Set task:
Using the data below, gather each line that includes the word "caption".

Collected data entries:
• • •

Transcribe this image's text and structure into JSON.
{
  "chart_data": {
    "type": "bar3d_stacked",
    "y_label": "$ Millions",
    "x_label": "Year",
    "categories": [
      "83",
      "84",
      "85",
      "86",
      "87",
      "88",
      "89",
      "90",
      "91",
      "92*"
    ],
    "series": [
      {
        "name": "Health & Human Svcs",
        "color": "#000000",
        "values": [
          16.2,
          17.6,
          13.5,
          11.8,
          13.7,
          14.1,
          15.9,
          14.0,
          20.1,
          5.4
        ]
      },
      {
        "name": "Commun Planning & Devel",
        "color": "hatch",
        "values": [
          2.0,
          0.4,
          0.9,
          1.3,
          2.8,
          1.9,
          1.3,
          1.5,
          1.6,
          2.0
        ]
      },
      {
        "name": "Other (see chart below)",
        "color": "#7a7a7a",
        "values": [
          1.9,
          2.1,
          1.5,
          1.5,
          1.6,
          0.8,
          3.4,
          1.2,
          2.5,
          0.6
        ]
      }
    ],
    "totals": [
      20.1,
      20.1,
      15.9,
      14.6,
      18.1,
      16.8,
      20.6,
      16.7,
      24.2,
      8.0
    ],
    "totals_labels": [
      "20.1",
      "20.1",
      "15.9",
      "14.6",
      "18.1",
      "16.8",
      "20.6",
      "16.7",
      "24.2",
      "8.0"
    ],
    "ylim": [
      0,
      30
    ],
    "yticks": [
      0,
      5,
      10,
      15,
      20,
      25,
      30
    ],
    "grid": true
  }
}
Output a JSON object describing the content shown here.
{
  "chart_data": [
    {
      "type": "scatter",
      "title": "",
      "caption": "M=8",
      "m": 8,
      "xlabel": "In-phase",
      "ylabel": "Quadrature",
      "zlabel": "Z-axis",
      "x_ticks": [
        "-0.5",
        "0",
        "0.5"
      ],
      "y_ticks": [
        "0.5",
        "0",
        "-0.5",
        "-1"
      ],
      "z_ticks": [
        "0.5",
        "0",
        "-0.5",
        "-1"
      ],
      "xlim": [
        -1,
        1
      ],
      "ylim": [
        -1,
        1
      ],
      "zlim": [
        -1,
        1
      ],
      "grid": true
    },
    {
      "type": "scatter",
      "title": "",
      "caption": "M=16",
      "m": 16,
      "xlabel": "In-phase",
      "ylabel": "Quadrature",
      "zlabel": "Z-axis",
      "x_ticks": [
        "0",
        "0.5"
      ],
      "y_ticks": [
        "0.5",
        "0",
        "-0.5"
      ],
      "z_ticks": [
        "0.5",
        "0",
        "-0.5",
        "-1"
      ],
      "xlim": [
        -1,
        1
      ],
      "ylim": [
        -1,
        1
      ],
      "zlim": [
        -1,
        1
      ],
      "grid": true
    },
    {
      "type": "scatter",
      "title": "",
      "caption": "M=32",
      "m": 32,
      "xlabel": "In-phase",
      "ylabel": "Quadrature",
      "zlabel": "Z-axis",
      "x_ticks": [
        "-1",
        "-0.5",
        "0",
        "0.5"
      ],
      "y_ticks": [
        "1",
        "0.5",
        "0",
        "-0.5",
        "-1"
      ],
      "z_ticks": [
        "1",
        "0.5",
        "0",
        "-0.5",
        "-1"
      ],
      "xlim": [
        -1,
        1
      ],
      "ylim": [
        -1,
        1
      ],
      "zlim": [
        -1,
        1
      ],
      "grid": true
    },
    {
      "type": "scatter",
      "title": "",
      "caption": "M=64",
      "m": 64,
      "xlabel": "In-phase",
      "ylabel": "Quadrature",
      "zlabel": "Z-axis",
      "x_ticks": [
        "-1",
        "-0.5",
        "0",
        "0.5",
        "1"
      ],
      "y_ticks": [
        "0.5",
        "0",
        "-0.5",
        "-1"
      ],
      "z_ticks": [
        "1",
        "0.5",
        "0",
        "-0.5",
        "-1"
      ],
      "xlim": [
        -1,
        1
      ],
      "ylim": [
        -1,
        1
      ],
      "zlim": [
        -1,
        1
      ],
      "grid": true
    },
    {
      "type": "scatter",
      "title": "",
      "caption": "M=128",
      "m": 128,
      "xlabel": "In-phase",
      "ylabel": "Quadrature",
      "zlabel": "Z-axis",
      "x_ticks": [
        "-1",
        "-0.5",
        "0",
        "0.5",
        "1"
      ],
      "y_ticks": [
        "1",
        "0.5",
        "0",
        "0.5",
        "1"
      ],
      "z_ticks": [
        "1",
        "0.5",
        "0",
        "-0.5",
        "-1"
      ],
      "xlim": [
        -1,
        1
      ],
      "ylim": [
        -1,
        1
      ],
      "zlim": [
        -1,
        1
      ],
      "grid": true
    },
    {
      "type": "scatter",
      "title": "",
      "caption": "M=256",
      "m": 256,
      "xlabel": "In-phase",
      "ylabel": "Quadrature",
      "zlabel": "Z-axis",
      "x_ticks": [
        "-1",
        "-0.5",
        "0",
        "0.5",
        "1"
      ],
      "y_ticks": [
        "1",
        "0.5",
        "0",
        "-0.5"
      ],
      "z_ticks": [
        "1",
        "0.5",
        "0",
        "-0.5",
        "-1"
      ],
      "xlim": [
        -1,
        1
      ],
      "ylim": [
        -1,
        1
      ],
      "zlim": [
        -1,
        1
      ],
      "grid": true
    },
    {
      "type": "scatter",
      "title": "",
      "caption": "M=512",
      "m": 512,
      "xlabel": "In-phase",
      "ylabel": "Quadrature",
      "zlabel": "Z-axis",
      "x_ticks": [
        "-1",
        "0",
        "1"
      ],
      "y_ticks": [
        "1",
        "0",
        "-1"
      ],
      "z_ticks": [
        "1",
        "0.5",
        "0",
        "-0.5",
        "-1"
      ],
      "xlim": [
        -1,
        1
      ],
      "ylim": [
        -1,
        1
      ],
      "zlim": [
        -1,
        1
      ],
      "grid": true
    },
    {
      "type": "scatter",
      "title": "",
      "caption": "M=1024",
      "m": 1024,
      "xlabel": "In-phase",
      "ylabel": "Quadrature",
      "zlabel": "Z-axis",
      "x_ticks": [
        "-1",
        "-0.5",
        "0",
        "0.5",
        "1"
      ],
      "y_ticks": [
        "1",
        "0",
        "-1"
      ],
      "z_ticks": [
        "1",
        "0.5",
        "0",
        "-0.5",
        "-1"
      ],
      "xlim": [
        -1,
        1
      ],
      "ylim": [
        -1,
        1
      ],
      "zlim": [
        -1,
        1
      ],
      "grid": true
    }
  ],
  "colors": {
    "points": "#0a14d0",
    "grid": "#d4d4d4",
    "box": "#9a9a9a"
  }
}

• • •

Task answer:
      "caption": "M=8",
      "caption": "M=16",
      "caption": "M=32",
      "caption": "M=64",
      "caption": "M=128",
      "caption": "M=256",
      "caption": "M=512",
      "caption": "M=1024",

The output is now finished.